### [Task brief]
Show, from the records below, all lines that contain the word "officinale".

▽

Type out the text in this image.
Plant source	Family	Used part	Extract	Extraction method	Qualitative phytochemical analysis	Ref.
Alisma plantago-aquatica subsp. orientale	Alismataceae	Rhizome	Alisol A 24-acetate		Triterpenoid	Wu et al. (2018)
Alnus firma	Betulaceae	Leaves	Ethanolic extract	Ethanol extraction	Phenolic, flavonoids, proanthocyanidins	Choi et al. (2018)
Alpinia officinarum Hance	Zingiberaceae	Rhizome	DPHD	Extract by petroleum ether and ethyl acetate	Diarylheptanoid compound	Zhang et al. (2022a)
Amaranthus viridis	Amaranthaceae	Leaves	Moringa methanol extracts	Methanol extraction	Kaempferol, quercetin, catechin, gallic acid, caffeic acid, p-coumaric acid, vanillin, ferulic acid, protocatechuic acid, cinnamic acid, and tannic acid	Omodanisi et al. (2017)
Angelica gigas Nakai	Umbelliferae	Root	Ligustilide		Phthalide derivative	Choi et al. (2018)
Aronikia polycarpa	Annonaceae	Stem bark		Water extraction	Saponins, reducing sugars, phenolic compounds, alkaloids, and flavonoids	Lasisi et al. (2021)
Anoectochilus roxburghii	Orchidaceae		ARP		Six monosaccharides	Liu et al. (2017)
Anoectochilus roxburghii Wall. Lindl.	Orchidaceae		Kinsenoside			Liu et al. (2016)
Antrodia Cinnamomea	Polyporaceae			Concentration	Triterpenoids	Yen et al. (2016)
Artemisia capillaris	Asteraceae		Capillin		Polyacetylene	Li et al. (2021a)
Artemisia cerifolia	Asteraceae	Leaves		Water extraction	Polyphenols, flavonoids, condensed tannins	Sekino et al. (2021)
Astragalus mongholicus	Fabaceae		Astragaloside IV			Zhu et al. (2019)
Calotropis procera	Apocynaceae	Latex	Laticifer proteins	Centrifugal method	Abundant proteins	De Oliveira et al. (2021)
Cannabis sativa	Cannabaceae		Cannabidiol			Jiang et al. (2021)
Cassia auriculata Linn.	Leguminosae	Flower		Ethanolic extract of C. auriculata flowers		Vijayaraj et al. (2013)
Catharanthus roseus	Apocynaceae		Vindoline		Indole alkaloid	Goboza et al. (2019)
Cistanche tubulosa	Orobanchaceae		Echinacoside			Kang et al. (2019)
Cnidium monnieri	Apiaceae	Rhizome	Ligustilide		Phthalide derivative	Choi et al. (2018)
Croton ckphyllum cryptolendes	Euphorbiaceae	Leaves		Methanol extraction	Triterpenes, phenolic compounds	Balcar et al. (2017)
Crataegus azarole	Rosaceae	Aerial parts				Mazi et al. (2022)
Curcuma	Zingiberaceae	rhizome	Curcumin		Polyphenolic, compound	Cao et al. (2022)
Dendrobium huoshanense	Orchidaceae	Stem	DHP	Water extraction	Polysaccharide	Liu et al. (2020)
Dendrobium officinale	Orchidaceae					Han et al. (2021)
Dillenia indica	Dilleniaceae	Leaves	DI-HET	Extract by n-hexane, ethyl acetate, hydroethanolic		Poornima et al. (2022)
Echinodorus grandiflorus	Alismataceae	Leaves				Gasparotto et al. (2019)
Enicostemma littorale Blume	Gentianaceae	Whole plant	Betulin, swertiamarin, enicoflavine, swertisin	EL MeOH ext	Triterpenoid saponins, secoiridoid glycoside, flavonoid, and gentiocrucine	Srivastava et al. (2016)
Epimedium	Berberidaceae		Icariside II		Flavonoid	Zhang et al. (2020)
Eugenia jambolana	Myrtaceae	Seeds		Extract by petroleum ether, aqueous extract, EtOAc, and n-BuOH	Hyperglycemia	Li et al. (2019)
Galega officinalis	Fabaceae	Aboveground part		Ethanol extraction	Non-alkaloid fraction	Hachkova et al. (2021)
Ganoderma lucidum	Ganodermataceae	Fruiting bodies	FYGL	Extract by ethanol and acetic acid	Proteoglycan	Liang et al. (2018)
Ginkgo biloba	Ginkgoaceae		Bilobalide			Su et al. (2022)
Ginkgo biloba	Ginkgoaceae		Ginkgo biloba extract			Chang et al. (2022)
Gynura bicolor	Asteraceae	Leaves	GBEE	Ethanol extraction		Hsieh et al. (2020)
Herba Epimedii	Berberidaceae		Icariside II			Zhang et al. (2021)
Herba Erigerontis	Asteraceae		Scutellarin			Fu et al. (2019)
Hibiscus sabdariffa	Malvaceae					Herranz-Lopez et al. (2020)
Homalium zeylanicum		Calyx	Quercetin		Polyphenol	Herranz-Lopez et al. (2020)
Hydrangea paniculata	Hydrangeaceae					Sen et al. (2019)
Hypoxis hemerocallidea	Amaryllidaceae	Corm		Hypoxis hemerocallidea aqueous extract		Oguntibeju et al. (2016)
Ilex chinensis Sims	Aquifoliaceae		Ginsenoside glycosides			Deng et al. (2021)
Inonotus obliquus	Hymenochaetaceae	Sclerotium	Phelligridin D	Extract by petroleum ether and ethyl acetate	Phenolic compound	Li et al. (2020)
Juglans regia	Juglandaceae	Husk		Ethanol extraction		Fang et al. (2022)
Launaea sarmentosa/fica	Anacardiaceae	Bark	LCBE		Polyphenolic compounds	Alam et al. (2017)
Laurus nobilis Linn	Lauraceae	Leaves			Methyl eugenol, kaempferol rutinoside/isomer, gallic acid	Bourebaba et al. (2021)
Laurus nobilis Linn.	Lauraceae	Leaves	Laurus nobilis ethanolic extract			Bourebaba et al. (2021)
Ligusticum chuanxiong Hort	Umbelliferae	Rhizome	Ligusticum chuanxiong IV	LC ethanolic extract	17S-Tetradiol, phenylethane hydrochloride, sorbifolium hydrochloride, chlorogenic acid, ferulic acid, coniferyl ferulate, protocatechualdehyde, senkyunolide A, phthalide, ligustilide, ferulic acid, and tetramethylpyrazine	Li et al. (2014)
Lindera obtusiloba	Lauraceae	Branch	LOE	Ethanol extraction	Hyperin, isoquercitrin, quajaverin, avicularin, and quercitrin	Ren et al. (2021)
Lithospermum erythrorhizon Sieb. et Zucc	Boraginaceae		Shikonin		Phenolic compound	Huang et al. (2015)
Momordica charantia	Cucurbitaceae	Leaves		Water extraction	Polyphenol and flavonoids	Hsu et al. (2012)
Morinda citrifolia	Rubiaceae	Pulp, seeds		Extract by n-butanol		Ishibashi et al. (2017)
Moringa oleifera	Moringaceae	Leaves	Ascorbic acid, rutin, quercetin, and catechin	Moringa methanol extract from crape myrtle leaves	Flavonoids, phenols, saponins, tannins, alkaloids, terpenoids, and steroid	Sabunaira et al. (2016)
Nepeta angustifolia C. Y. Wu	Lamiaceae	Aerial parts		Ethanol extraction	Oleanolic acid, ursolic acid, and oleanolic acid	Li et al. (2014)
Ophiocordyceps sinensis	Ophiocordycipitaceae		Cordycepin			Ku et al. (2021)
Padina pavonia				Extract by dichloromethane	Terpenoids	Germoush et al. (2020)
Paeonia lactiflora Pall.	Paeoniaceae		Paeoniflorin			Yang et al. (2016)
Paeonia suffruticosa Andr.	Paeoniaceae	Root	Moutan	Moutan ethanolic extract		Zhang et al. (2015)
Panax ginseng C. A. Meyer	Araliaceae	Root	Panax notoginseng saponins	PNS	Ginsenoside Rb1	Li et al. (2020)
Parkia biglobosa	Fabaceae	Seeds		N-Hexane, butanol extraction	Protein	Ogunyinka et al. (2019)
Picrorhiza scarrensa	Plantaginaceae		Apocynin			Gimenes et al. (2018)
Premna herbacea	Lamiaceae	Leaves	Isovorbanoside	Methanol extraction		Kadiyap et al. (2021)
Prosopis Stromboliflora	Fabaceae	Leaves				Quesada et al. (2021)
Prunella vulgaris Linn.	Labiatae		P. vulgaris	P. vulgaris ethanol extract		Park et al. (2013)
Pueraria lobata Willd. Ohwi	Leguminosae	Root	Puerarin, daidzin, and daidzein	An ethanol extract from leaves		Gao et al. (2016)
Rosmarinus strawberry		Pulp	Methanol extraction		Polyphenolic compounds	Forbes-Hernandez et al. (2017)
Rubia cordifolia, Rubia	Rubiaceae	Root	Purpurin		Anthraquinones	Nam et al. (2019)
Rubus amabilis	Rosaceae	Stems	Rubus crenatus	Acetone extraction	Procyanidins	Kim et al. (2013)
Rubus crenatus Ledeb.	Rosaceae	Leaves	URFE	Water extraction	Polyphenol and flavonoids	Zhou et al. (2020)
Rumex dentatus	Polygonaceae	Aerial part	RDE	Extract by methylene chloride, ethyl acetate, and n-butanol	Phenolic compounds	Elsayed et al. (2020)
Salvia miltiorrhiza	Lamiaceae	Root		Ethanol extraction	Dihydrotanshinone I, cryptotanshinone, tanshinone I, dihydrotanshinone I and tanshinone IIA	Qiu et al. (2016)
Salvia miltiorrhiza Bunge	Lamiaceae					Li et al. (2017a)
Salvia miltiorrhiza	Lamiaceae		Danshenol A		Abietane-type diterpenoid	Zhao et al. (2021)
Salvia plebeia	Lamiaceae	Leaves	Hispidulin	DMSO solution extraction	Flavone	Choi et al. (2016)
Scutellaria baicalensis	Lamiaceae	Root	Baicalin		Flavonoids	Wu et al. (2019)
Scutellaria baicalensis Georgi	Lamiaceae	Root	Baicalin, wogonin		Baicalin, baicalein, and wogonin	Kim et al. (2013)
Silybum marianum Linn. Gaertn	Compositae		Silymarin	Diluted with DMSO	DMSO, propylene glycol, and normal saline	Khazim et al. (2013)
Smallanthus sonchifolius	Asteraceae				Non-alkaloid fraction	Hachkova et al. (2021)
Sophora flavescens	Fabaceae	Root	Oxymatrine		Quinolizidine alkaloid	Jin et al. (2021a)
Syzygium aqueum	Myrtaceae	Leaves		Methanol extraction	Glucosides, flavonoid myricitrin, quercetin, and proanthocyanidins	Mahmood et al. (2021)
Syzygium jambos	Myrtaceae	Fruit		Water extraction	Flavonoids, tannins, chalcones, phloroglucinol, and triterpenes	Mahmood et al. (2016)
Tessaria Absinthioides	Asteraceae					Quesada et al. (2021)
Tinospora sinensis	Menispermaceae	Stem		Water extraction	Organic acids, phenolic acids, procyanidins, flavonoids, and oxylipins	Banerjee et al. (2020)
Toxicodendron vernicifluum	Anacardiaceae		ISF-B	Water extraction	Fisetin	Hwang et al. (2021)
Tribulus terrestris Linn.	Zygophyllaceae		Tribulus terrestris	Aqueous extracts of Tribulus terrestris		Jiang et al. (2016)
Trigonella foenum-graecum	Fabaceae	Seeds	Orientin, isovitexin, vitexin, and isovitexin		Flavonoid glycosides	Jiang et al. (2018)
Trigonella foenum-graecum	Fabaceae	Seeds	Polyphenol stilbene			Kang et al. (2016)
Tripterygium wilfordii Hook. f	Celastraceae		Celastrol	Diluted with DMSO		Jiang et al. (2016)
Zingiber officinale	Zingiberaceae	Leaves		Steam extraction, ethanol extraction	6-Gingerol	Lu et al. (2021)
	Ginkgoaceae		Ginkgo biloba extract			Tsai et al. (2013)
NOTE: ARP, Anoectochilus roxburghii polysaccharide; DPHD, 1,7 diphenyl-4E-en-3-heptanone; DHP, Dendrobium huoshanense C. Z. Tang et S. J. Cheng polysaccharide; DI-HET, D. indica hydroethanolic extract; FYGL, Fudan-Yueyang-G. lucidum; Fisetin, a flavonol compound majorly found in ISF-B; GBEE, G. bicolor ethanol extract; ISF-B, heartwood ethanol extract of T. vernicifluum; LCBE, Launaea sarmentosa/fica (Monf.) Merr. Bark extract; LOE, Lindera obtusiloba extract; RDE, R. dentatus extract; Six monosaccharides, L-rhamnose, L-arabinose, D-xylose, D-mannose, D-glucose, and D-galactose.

△

### [Task output]
Dendrobium officinale	Orchidaceae					Han et al. (2021)
Zingiber officinale	Zingiberaceae	Leaves		Steam extraction, ethanol extraction	6-Gingerol	Lu et al. (2021)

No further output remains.